Text provided -
City News

City council allows Willamette University, for-profit baseball league to proceed with stadium revamp

The Salem City Council on Monday unanimously approved a controversial agreement between the city and Willamette University allowing the university, in partnership with a for-profit summer baseball league, to retrofit baseball fields next to Bush’s Pasture Park.  

The agreement was approved unanimously in an 8-0 vote despite public testimony, mostly against the agreement, from 8 people. Councilor Vanessa Nordyke was absent.

The new agreement is part of the university’s initiative along with Salem Baseball LLC to improve John Lewis Field, which is expected to encroach slightly into Bush’s Pasture Park. The ultimate goal is to host a summer baseball team from the West Coast League, the same league as the Portland Pickles.

Members of the public, many of whom spoke during the public comment section of the meeting, interjected with, “Shame on you!” after the final vote.

The council approved an updated agreement which includes a fireworks ban, and an annual review requirement to assess the effects the updated baseball fields — and the associated influx of foot and vehicular traffic — may have on the park and the community. 

On June 13, members of Salem’s Parks and Recreation Advisory Board voted in favor of an updated agreement with the university.

The new agreement clarifies who is responsible for using and maintaining the facilities, said Scott Archer, deputy city manager for community services, in a staff report. The agreement also outlines terms related to public access and future improvements. Some of the planned improvements include installing synthetic turf, new field lights, an adjusted entryway, and field netting. These upgrades will be paid for with support from a $3 million state grant in addition to money contributed by the university and Salem Baseball LLC.

Nadene LeCheminant, a resident who lives near the park, spoke in opposition to the agreement. She expressed concern that the expansion of the baseball fields will primarily affect immigrant and refugee communities who utilize the park. 

“Most of Salem’s green space and parks are located in the wealthier areas of our city. Bush Park has become a refuge for families of color, and for families who really need free places for entertainment for their kids,” LeCheminant said. “When families plan large gatherings in Bush Park, they do need adjacent parking in order to make their gatherings work. If parking is monopolized by a commercial venture these families are essentially locked out of the public park.”

LeCheminant said she fears the baseball fields will dominate park usage because of inadequate parking. She recommended that certain parking areas be reserved for normal park usage during baseball games. 

Laurel Hines, a regular user of Bush Park, also spoke out against the agreement invoking the park’s namesake.

Task description -
In the news article on the Salem stadium agreement, extract the passage that begins at the words "The council approved" and stops after the words "with the university.". Copy it word for word.

(Page element annotations)
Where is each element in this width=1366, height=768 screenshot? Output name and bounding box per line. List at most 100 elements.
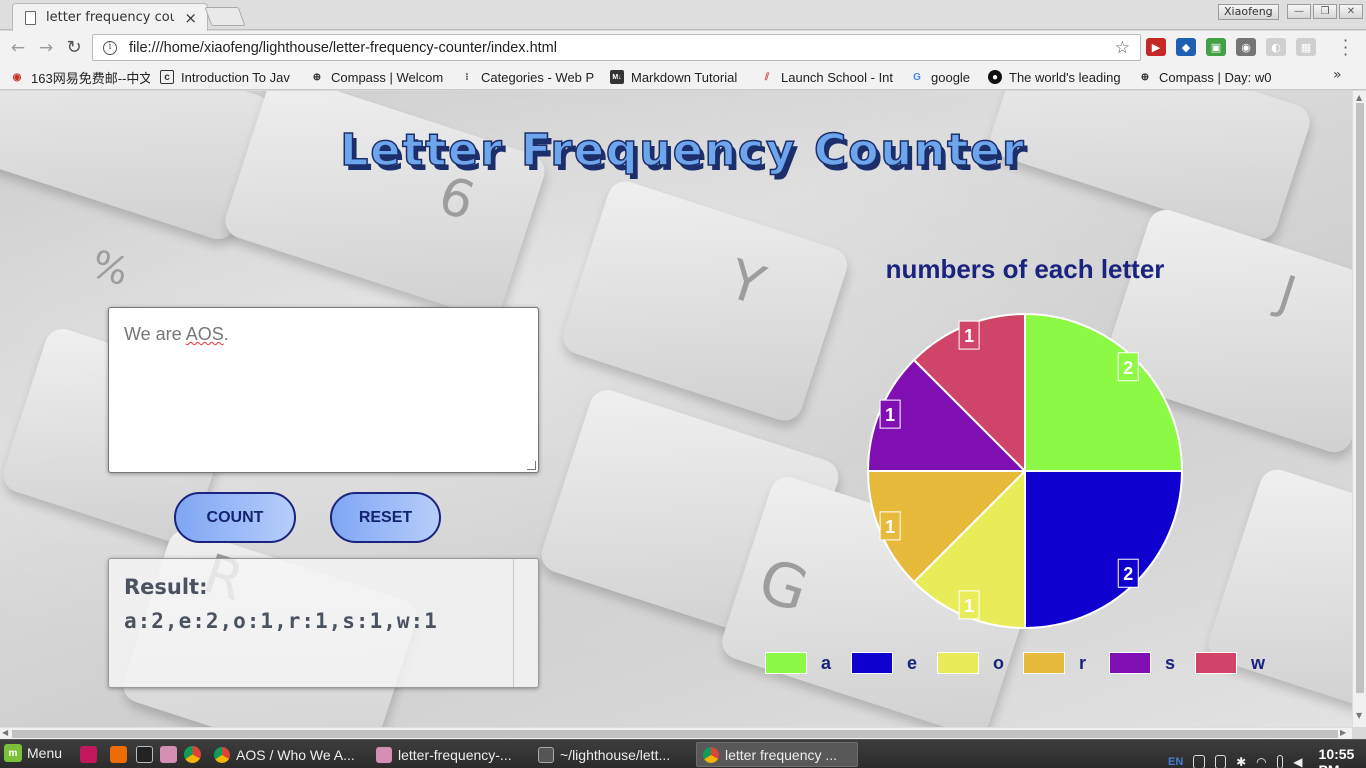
chart-title: numbers of each letter (885, 254, 1165, 284)
legend-item-r[interactable]: r (1023, 652, 1086, 674)
svg-text:1: 1 (964, 326, 974, 346)
address-url[interactable]: file:///home/xiaofeng/lighthouse/letter-… (129, 40, 1115, 56)
system-tray: EN ✱ ◠ ◀ 10:55 PM (1168, 746, 1366, 768)
text-input-area[interactable]: We are AOS. (108, 307, 539, 473)
extension-gray-icon[interactable]: ◉ (1236, 38, 1256, 56)
launcher-drive-icon[interactable] (80, 746, 97, 763)
reload-icon[interactable]: ↻ (60, 34, 88, 62)
bookmark-item[interactable]: ◉ 163网易免费邮--中文 (10, 68, 150, 86)
profile-button[interactable]: Xiaofeng (1218, 4, 1279, 20)
tray-app-icon[interactable] (1193, 755, 1205, 768)
extension-cap-icon[interactable]: ◆ (1176, 38, 1196, 56)
taskbar-task[interactable]: ~/lighthouse/lett... (532, 742, 692, 767)
launcher-firefox-icon[interactable] (110, 746, 127, 763)
bookmark-item[interactable]: G google (910, 68, 980, 86)
legend-label: o (993, 652, 1004, 673)
chrome-icon (214, 746, 230, 763)
wifi-icon[interactable]: ◠ (1256, 755, 1266, 768)
bookmark-item[interactable]: ● The world's leading (988, 68, 1128, 86)
scroll-right-icon[interactable]: ▶ (1340, 728, 1346, 737)
tray-update-icon[interactable] (1214, 755, 1227, 768)
forward-arrow-icon[interactable]: → (32, 34, 60, 62)
legend-item-e[interactable]: e (851, 652, 917, 674)
result-panel: Result: a:2,e:2,o:1,r:1,s:1,w:1 (108, 558, 539, 688)
legend-swatch (851, 652, 893, 674)
pie-data-label-r: 1 (879, 511, 901, 541)
launcher-chrome-icon[interactable] (184, 746, 201, 763)
browser-tabstrip: letter frequency count × Xiaofeng — ❐ ✕ (0, 0, 1366, 31)
browser-menu-icon[interactable]: · · · (1343, 33, 1348, 63)
keyboard-key (558, 176, 852, 426)
legend-item-s[interactable]: s (1109, 652, 1175, 674)
pie-data-label-a: 2 (1117, 352, 1139, 382)
input-text-plain: We are (124, 324, 186, 344)
scroll-down-icon[interactable]: ▼ (1356, 711, 1362, 720)
volume-icon[interactable]: ◀ (1293, 755, 1302, 768)
bookmark-item[interactable]: c Introduction To Jav (160, 68, 298, 86)
taskbar-task[interactable]: letter-frequency-... (370, 742, 528, 767)
extension-red-icon[interactable]: ▶ (1146, 38, 1166, 56)
pie-slice-e[interactable] (1024, 470, 1184, 630)
legend-label: s (1165, 652, 1176, 673)
compass-icon: ⊕ (312, 71, 322, 83)
vertical-scrollbar[interactable]: ▲ ▼ (1352, 91, 1366, 727)
taskbar-task[interactable]: AOS / Who We A... (208, 742, 364, 767)
bookmark-item[interactable]: ⊕ Compass | Welcom (310, 68, 448, 86)
bookmark-item[interactable]: ⁝ Categories - Web P (460, 68, 598, 86)
course-icon: c (160, 70, 174, 84)
launcher-terminal-icon[interactable] (136, 746, 153, 763)
horizontal-scroll-thumb[interactable] (12, 730, 1338, 738)
start-menu-button[interactable]: m Menu (4, 744, 62, 762)
result-label: Result: (124, 575, 208, 599)
close-window-icon[interactable]: ✕ (1339, 4, 1363, 19)
bookmark-star-icon[interactable]: ☆ (1115, 38, 1130, 58)
bookmarks-overflow-icon[interactable]: » (1333, 67, 1342, 83)
result-value: a:2,e:2,o:1,r:1,s:1,w:1 (124, 609, 438, 633)
battery-icon[interactable] (1276, 755, 1284, 768)
launcher-files-icon[interactable] (160, 746, 177, 763)
bookmark-item[interactable]: ⊕ Compass | Day: w0 (1138, 68, 1276, 86)
legend-label: r (1079, 652, 1087, 673)
input-text-tail: . (223, 324, 229, 344)
legend-item-a[interactable]: a (765, 652, 831, 674)
bookmark-item[interactable]: ⫽ Launch School - Int (760, 68, 898, 86)
keyboard-layout[interactable]: EN (1168, 756, 1183, 768)
mail-163-icon: ◉ (12, 71, 22, 83)
svg-text:1: 1 (885, 405, 895, 425)
new-tab-button[interactable] (204, 7, 246, 26)
minimize-window-icon[interactable]: — (1287, 4, 1311, 19)
clock[interactable]: 10:55 PM (1319, 746, 1366, 768)
bookmark-item[interactable]: M↓ Markdown Tutorial (610, 68, 748, 86)
chrome-icon (703, 746, 719, 763)
restore-window-icon[interactable]: ❐ (1313, 4, 1337, 19)
mint-logo-icon: m (4, 744, 22, 762)
vertical-scroll-thumb[interactable] (1356, 103, 1364, 693)
browser-toolbar: ← → ↻ i file:///home/xiaofeng/lighthouse… (0, 31, 1366, 64)
taskbar-task-active[interactable]: letter frequency ... (696, 742, 858, 767)
svg-text:2: 2 (1123, 358, 1133, 378)
launch-school-icon: ⫽ (764, 71, 770, 83)
start-menu-label: Menu (27, 745, 63, 761)
count-button[interactable]: COUNT (174, 492, 296, 543)
extension-faded-icon[interactable]: ◐ (1266, 38, 1286, 56)
extensions-area: ▶ ◆ ▣ ◉ ◐ ▦ (1146, 38, 1316, 56)
pie-slice-a[interactable] (1024, 312, 1184, 472)
pie-data-label-e: 2 (1117, 558, 1139, 588)
browser-tab-active[interactable]: letter frequency count × (12, 3, 208, 31)
back-arrow-icon[interactable]: ← (4, 34, 32, 62)
reset-button[interactable]: RESET (330, 492, 441, 543)
legend-item-w[interactable]: w (1195, 652, 1265, 674)
input-text-misspelled: AOS (185, 324, 224, 344)
resize-handle-icon[interactable] (527, 461, 536, 470)
scroll-up-icon[interactable]: ▲ (1356, 93, 1362, 102)
extension-green-icon[interactable]: ▣ (1206, 38, 1226, 56)
site-info-icon[interactable]: i (103, 40, 117, 55)
legend-swatch (1109, 652, 1151, 674)
extension-puzzle-icon[interactable]: ▦ (1296, 38, 1316, 56)
tab-close-icon[interactable]: × (184, 9, 197, 27)
address-bar[interactable]: i file:///home/xiaofeng/lighthouse/lette… (92, 34, 1141, 61)
legend-item-o[interactable]: o (937, 652, 1004, 674)
scroll-left-icon[interactable]: ◀ (2, 728, 8, 737)
bluetooth-icon[interactable]: ✱ (1236, 755, 1246, 768)
horizontal-scrollbar[interactable]: ◀ ▶ (0, 727, 1352, 739)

Task answer -
The council approved an updated agreement which includes a fireworks ban, and an annual review requirement to assess the effects the updated baseball fields — and the associated influx of foot and vehicular traffic — may have on the park and the community. 

On June 13, members of Salem’s Parks and Recreation Advisory Board voted in favor of an updated agreement with the university.